◆ DATA TO USE ◆

+ + + +

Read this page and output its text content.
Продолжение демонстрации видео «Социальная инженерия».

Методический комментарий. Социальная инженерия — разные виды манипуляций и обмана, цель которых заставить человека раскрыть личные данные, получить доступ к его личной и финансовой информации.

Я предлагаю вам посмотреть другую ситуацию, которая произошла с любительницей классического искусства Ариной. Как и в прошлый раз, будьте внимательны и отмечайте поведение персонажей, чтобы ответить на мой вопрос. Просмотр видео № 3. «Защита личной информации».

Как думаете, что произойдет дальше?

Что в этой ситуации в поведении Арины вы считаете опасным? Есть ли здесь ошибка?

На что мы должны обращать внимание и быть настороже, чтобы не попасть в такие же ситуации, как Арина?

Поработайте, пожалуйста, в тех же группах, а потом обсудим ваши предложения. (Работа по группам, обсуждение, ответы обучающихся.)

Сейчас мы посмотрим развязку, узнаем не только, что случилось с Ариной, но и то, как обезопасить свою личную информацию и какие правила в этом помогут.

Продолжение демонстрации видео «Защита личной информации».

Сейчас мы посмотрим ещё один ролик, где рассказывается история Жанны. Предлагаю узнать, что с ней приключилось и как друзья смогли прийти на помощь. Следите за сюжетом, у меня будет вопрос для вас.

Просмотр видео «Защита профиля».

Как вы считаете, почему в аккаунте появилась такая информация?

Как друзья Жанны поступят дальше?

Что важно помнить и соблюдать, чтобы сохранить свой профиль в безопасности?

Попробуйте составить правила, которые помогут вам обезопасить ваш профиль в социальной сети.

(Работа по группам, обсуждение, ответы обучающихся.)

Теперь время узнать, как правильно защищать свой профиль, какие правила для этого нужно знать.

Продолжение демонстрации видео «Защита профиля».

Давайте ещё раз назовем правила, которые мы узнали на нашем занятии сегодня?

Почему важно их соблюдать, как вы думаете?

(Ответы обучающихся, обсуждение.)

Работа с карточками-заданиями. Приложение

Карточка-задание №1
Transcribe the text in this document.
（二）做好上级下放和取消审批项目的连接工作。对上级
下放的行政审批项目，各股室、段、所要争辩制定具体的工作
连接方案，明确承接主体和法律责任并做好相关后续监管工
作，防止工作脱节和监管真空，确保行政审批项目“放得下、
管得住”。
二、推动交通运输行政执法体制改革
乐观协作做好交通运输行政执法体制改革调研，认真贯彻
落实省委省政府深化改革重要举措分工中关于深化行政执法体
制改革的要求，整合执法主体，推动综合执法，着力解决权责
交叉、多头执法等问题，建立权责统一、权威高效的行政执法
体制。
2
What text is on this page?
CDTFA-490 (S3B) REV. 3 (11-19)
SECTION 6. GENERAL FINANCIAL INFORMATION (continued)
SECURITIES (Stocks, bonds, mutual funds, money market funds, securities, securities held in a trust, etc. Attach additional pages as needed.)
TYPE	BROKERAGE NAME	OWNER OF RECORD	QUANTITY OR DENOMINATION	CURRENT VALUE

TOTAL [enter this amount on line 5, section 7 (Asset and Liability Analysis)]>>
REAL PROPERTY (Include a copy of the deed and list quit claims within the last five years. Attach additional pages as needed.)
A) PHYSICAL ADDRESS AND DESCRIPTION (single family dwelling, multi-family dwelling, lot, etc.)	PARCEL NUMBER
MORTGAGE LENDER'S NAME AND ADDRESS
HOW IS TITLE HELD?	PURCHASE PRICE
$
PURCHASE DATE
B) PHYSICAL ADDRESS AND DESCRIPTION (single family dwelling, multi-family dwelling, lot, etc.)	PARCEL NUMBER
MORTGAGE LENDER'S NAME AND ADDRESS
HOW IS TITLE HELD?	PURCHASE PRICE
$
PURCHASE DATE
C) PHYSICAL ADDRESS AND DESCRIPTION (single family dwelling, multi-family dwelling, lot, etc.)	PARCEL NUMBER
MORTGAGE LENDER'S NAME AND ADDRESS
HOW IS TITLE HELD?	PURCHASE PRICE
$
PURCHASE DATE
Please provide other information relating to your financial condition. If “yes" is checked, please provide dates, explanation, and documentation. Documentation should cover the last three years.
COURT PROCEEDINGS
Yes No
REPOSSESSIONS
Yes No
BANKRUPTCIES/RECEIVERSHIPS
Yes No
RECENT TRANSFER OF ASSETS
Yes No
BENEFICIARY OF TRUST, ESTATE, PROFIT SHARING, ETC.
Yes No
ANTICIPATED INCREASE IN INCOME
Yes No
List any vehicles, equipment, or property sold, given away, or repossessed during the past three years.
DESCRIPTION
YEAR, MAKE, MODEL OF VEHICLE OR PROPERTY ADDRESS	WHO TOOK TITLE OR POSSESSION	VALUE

+ + + +

Search the records above for "демонстрации". Copy each line where it is found.

Продолжение демонстрации видео «Социальная инженерия».
Продолжение демонстрации видео «Защита личной информации».
Продолжение демонстрации видео «Защита профиля».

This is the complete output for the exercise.